╭─ Data records

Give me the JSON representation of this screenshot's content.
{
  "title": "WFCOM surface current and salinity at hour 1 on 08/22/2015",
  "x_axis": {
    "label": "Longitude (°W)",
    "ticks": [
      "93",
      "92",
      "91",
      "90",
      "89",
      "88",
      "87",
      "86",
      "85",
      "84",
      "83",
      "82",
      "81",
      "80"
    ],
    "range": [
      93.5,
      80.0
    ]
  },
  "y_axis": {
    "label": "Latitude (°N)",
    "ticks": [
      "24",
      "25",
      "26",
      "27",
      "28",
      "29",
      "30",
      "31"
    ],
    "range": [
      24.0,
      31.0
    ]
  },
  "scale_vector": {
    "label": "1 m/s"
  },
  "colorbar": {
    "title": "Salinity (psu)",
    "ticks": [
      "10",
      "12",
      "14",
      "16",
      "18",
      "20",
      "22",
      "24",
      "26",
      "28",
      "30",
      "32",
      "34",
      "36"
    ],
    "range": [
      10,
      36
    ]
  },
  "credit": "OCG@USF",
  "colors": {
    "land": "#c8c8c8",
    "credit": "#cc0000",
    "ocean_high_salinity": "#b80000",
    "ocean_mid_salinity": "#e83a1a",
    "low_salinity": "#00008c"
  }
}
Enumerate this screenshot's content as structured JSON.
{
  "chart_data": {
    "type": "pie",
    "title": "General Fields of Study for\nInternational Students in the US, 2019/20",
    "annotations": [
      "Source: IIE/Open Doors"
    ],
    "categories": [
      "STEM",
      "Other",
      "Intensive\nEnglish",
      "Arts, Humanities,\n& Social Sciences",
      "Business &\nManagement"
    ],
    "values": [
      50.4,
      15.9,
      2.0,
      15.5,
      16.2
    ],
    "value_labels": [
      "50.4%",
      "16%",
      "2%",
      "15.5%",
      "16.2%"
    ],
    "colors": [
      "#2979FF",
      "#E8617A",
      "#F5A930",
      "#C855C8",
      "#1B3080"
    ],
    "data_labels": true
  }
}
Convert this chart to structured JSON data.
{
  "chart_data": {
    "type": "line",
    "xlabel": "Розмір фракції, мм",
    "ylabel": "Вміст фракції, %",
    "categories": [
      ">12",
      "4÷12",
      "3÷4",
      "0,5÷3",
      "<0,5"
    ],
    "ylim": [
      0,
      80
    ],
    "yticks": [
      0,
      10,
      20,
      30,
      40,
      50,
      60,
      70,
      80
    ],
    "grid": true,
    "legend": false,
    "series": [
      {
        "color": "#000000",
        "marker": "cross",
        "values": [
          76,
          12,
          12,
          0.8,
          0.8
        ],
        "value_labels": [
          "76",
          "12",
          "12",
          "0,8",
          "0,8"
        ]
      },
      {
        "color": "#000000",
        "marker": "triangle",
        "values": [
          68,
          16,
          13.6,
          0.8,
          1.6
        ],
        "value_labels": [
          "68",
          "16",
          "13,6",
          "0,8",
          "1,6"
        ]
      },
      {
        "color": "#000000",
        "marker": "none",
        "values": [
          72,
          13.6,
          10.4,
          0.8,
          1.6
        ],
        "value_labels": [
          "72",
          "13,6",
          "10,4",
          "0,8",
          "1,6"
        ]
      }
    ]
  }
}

╰─

Each record above must be given again exactly.

(Response to this exercise):
Give me the JSON representation of this screenshot's content.
{
  "title": "WFCOM surface current and salinity at hour 1 on 08/22/2015",
  "x_axis": {
    "label": "Longitude (°W)",
    "ticks": [
      "93",
      "92",
      "91",
      "90",
      "89",
      "88",
      "87",
      "86",
      "85",
      "84",
      "83",
      "82",
      "81",
      "80"
    ],
    "range": [
      93.5,
      80.0
    ]
  },
  "y_axis": {
    "label": "Latitude (°N)",
    "ticks": [
      "24",
      "25",
      "26",
      "27",
      "28",
      "29",
      "30",
      "31"
    ],
    "range": [
      24.0,
      31.0
    ]
  },
  "scale_vector": {
    "label": "1 m/s"
  },
  "colorbar": {
    "title": "Salinity (psu)",
    "ticks": [
      "10",
      "12",
      "14",
      "16",
      "18",
      "20",
      "22",
      "24",
      "26",
      "28",
      "30",
      "32",
      "34",
      "36"
    ],
    "range": [
      10,
      36
    ]
  },
  "credit": "OCG@USF",
  "colors": {
    "land": "#c8c8c8",
    "credit": "#cc0000",
    "ocean_high_salinity": "#b80000",
    "ocean_mid_salinity": "#e83a1a",
    "low_salinity": "#00008c"
  }
}
Enumerate this screenshot's content as structured JSON.
{
  "chart_data": {
    "type": "pie",
    "title": "General Fields of Study for\nInternational Students in the US, 2019/20",
    "annotations": [
      "Source: IIE/Open Doors"
    ],
    "categories": [
      "STEM",
      "Other",
      "Intensive\nEnglish",
      "Arts, Humanities,\n& Social Sciences",
      "Business &\nManagement"
    ],
    "values": [
      50.4,
      15.9,
      2.0,
      15.5,
      16.2
    ],
    "value_labels": [
      "50.4%",
      "16%",
      "2%",
      "15.5%",
      "16.2%"
    ],
    "colors": [
      "#2979FF",
      "#E8617A",
      "#F5A930",
      "#C855C8",
      "#1B3080"
    ],
    "data_labels": true
  }
}
Convert this chart to structured JSON data.
{
  "chart_data": {
    "type": "line",
    "xlabel": "Розмір фракції, мм",
    "ylabel": "Вміст фракції, %",
    "categories": [
      ">12",
      "4÷12",
      "3÷4",
      "0,5÷3",
      "<0,5"
    ],
    "ylim": [
      0,
      80
    ],
    "yticks": [
      0,
      10,
      20,
      30,
      40,
      50,
      60,
      70,
      80
    ],
    "grid": true,
    "legend": false,
    "series": [
      {
        "color": "#000000",
        "marker": "cross",
        "values": [
          76,
          12,
          12,
          0.8,
          0.8
        ],
        "value_labels": [
          "76",
          "12",
          "12",
          "0,8",
          "0,8"
        ]
      },
      {
        "color": "#000000",
        "marker": "triangle",
        "values": [
          68,
          16,
          13.6,
          0.8,
          1.6
        ],
        "value_labels": [
          "68",
          "16",
          "13,6",
          "0,8",
          "1,6"
        ]
      },
      {
        "color": "#000000",
        "marker": "none",
        "values": [
          72,
          13.6,
          10.4,
          0.8,
          1.6
        ],
        "value_labels": [
          "72",
          "13,6",
          "10,4",
          "0,8",
          "1,6"
        ]
      }
    ]
  }
}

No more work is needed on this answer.